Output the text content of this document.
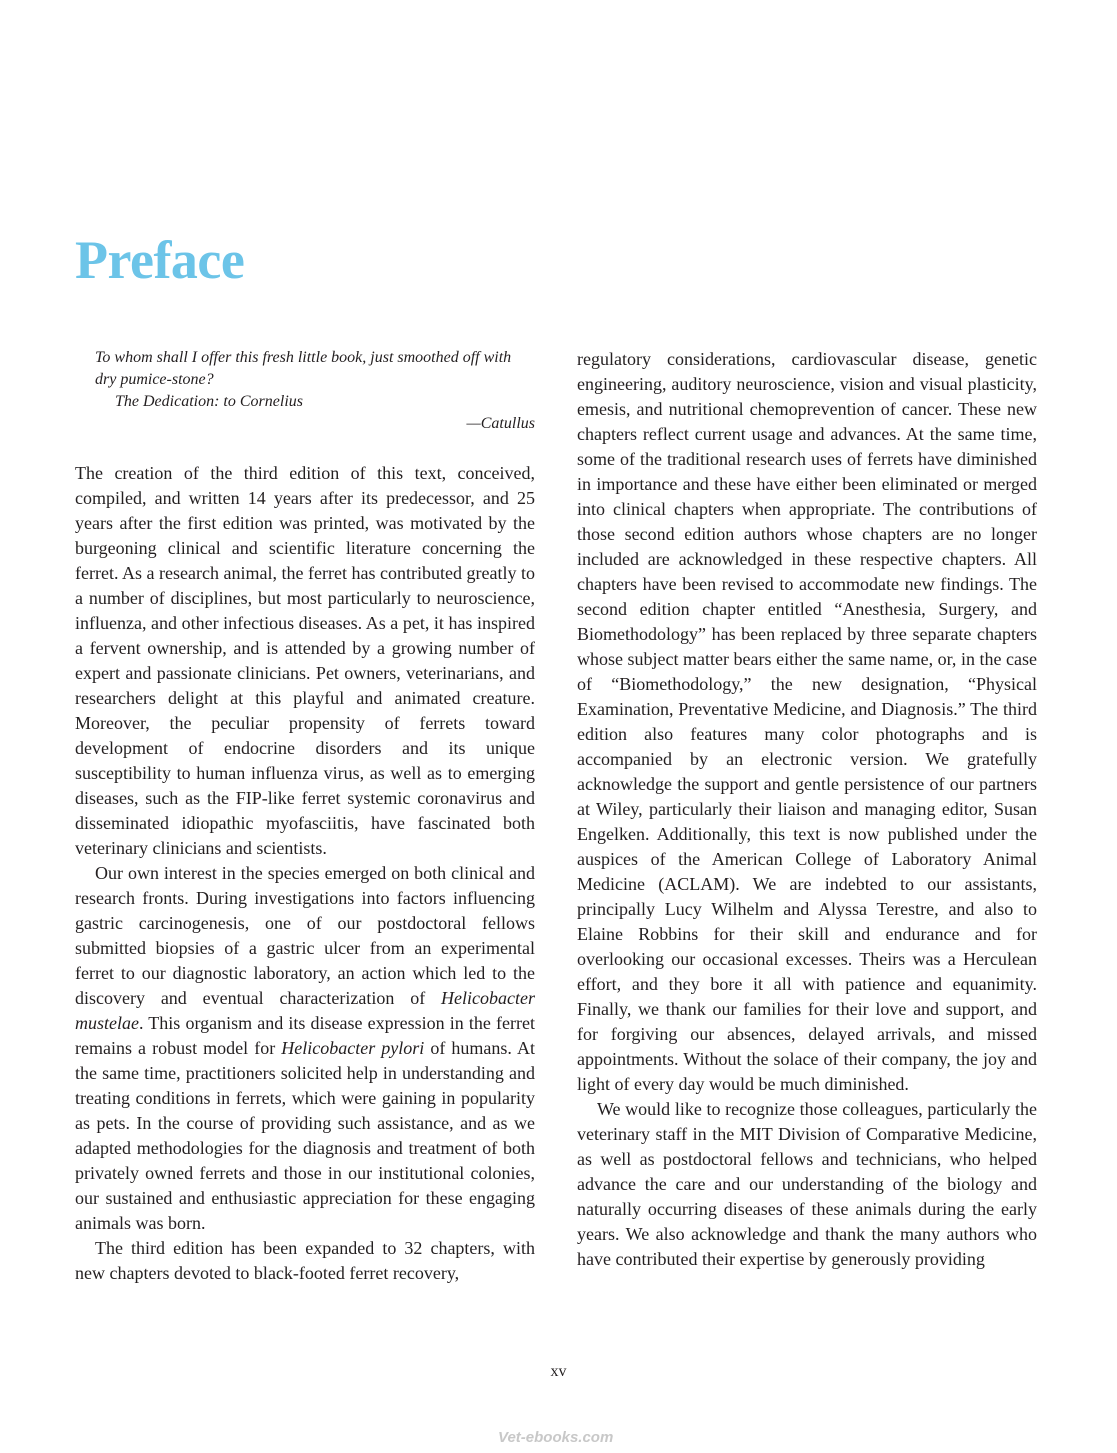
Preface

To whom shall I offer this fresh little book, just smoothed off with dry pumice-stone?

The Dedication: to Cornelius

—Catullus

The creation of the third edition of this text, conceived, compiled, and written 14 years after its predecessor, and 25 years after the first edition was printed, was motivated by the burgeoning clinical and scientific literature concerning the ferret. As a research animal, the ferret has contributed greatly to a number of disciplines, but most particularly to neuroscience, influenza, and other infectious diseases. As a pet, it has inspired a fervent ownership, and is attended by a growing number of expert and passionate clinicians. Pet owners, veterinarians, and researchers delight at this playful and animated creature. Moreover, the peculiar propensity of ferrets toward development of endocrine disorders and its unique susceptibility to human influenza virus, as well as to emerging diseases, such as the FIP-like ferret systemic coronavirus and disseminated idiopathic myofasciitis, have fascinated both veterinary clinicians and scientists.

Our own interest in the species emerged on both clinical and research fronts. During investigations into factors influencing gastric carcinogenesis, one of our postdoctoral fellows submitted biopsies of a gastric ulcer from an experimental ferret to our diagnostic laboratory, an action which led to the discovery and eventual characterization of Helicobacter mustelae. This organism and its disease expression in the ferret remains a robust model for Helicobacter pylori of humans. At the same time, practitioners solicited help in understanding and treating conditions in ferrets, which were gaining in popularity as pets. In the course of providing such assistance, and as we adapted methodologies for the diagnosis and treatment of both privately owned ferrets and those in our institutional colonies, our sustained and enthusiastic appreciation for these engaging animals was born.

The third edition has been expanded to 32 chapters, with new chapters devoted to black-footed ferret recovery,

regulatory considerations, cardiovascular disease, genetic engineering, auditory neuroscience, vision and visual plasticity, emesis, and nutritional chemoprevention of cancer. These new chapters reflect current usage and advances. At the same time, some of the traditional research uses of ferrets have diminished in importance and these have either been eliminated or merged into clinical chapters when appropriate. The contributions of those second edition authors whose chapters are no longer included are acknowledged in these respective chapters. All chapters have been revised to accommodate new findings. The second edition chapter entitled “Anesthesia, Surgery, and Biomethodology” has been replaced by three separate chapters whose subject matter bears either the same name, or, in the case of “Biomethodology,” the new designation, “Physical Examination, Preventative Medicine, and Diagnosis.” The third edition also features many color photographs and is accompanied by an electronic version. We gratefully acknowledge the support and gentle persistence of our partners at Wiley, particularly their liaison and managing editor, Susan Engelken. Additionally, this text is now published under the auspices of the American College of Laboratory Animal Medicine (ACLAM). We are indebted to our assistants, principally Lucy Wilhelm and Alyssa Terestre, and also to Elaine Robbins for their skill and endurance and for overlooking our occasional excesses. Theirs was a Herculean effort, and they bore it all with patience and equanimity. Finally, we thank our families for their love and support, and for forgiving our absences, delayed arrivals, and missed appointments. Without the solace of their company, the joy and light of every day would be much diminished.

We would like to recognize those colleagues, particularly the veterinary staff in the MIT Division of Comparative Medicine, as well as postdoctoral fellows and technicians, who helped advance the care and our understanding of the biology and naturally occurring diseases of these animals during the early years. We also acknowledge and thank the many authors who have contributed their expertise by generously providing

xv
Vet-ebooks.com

++++++++++

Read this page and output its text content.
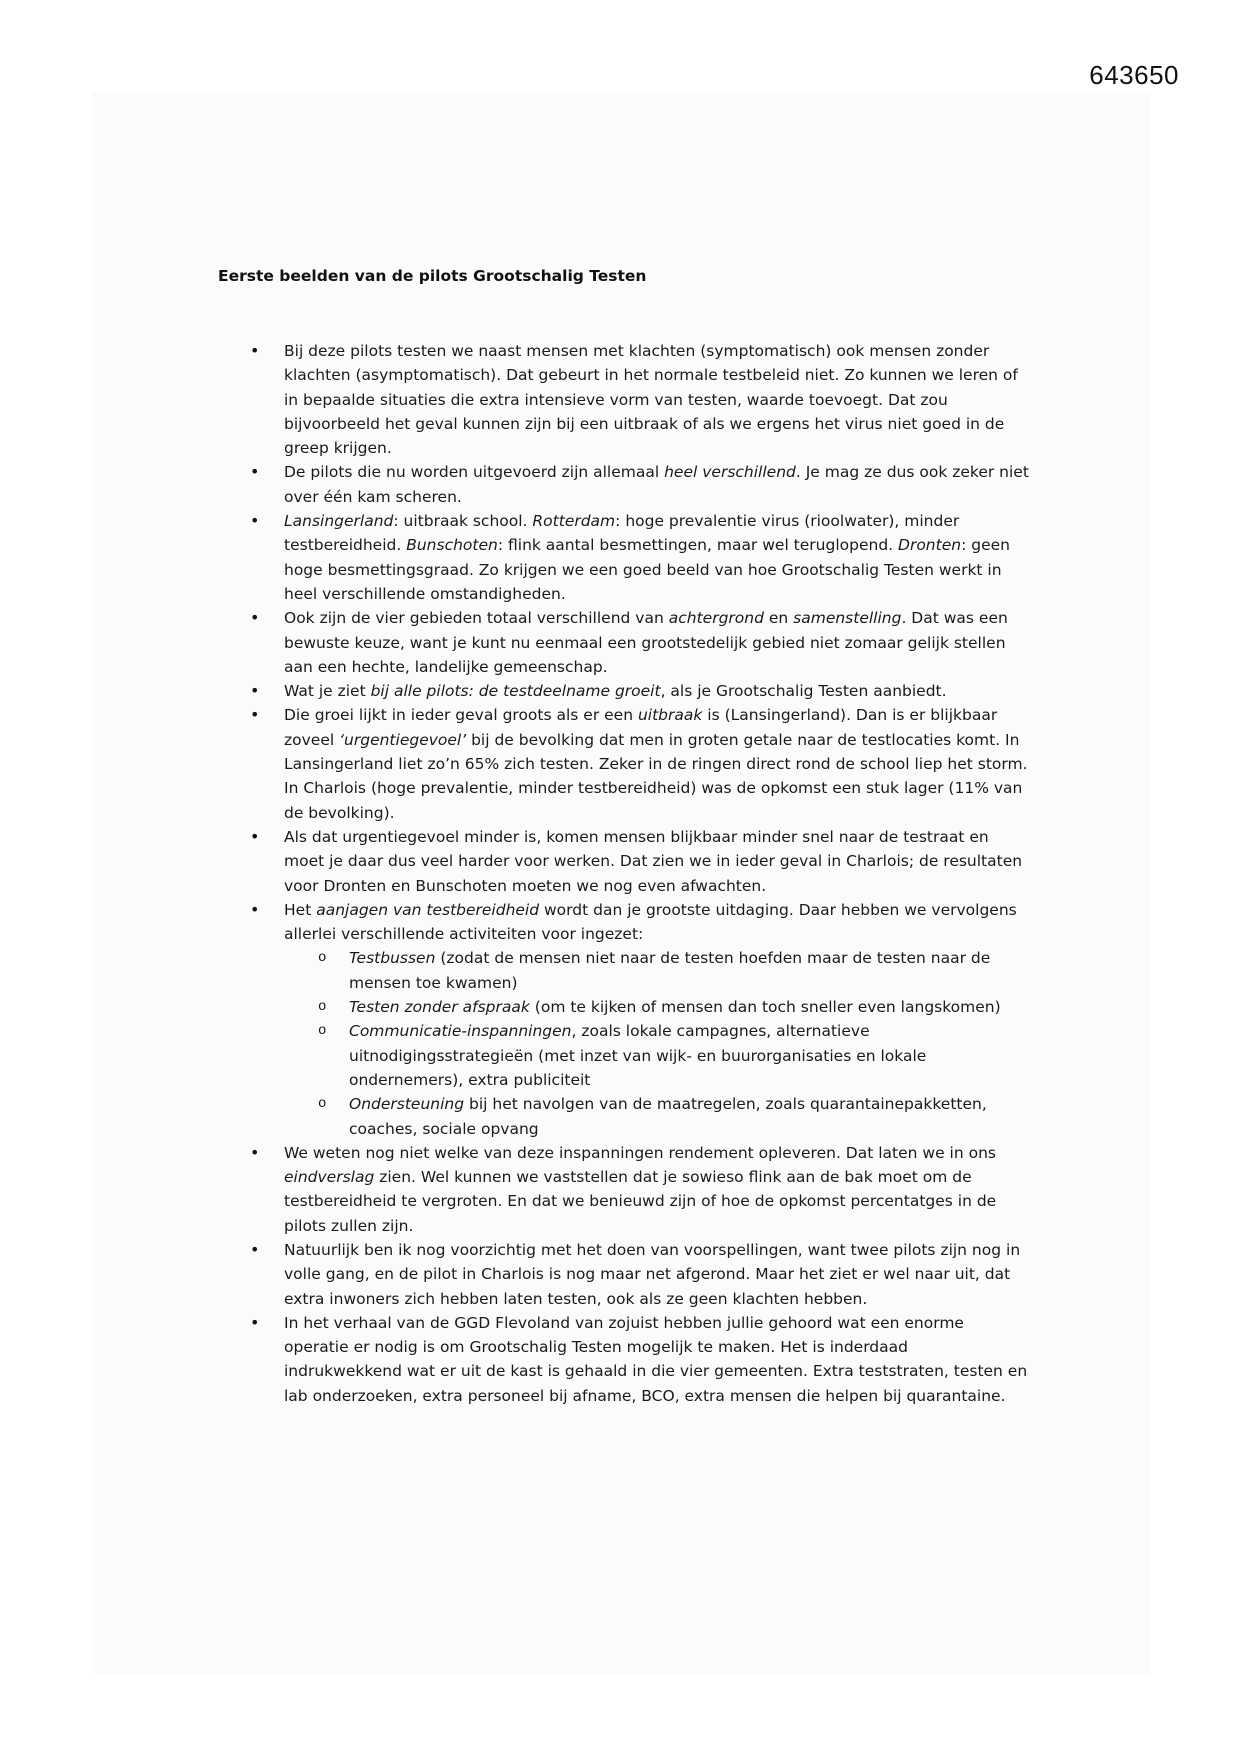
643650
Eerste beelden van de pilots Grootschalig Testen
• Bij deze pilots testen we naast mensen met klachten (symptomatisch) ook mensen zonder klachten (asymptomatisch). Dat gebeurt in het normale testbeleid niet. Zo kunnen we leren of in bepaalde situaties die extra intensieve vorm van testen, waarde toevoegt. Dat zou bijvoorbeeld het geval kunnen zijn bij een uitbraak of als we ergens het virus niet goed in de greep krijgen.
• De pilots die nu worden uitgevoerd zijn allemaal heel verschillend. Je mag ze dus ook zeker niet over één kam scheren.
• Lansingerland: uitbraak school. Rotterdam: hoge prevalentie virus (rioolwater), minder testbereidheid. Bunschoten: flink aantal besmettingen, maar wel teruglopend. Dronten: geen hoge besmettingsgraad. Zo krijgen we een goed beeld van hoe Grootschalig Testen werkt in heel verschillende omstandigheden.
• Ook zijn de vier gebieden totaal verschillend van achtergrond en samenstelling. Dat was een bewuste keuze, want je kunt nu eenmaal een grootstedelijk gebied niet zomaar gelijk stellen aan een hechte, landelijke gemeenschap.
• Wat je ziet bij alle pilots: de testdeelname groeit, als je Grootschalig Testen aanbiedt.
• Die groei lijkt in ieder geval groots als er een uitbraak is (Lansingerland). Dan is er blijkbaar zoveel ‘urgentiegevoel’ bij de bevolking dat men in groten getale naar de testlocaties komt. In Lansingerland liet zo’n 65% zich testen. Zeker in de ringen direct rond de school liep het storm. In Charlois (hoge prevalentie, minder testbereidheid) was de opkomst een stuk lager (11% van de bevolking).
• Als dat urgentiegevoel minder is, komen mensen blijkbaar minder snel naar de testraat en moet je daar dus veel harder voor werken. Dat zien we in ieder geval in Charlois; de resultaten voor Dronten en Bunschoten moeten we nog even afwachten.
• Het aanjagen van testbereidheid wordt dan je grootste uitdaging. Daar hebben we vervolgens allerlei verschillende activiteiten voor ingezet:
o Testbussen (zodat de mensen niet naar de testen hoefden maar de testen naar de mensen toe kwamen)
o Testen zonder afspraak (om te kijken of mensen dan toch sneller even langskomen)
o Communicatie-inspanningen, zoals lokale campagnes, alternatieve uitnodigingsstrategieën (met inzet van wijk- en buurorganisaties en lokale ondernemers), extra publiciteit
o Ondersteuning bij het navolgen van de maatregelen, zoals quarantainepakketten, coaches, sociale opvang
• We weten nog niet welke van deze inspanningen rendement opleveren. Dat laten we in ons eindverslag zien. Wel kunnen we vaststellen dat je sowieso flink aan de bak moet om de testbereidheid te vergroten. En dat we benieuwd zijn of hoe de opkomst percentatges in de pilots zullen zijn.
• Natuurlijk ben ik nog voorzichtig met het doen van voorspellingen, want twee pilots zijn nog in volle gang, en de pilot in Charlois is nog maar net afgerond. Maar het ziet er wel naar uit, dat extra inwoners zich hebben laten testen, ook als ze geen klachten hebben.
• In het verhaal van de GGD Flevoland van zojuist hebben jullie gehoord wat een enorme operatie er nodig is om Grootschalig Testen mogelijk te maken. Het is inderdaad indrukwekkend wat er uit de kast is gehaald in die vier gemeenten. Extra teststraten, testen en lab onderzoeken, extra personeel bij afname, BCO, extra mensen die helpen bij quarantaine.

++++++++++

→ Try it
Scan the records for the word "zoals" and copy every line where it is found.

→ Response area
o Communicatie-inspanningen, zoals lokale campagnes, alternatieve uitnodigingsstrategieën (met inzet van wijk- en buurorganisaties en lokale ondernemers), extra publiciteit
o Ondersteuning bij het navolgen van de maatregelen, zoals quarantainepakketten, coaches, sociale opvang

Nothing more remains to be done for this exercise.